▶ _Exercise task_: Copy out each line of the material in which the word "καθημερινομένης" appears.
■ ■ ■ ■
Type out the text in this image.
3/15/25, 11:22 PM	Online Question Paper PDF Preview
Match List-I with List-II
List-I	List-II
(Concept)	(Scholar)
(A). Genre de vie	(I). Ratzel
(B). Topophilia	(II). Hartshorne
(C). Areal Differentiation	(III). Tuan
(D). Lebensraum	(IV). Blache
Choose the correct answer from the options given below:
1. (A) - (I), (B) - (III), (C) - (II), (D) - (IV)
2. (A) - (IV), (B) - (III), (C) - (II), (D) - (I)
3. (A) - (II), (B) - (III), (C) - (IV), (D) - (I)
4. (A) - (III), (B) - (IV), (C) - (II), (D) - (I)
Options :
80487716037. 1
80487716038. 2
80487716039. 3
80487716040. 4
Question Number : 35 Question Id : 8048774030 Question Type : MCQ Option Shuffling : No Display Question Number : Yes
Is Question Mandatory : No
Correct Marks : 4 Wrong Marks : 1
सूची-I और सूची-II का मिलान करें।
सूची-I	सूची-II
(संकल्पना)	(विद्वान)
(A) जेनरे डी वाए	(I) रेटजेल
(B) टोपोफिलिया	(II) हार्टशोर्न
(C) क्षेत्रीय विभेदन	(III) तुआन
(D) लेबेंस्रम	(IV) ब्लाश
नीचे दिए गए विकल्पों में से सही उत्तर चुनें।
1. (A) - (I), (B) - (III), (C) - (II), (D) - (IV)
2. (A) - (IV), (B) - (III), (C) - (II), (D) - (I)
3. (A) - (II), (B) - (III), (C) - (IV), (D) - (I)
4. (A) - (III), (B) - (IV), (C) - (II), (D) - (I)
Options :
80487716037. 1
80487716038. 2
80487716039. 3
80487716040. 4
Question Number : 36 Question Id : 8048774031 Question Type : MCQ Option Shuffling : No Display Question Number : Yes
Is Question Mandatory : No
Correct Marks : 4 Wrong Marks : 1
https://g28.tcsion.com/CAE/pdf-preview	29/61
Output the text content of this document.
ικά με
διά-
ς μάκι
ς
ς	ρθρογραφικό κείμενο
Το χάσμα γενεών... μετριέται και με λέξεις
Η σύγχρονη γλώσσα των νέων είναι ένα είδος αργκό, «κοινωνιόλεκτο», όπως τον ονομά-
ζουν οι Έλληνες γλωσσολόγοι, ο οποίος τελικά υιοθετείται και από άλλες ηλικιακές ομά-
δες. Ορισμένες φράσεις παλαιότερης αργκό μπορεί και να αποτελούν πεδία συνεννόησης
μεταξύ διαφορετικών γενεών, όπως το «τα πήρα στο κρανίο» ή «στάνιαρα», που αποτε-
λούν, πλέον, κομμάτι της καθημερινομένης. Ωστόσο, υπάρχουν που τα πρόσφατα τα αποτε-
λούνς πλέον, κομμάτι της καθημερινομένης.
■ ■ ■ ■
▶ _Solution_:
λούν, πλέον, κομμάτι της καθημερινομένης. Ωστόσο, υπάρχουν που τα πρόσφατα τα αποτε-
λούνς πλέον, κομμάτι της καθημερινομένης.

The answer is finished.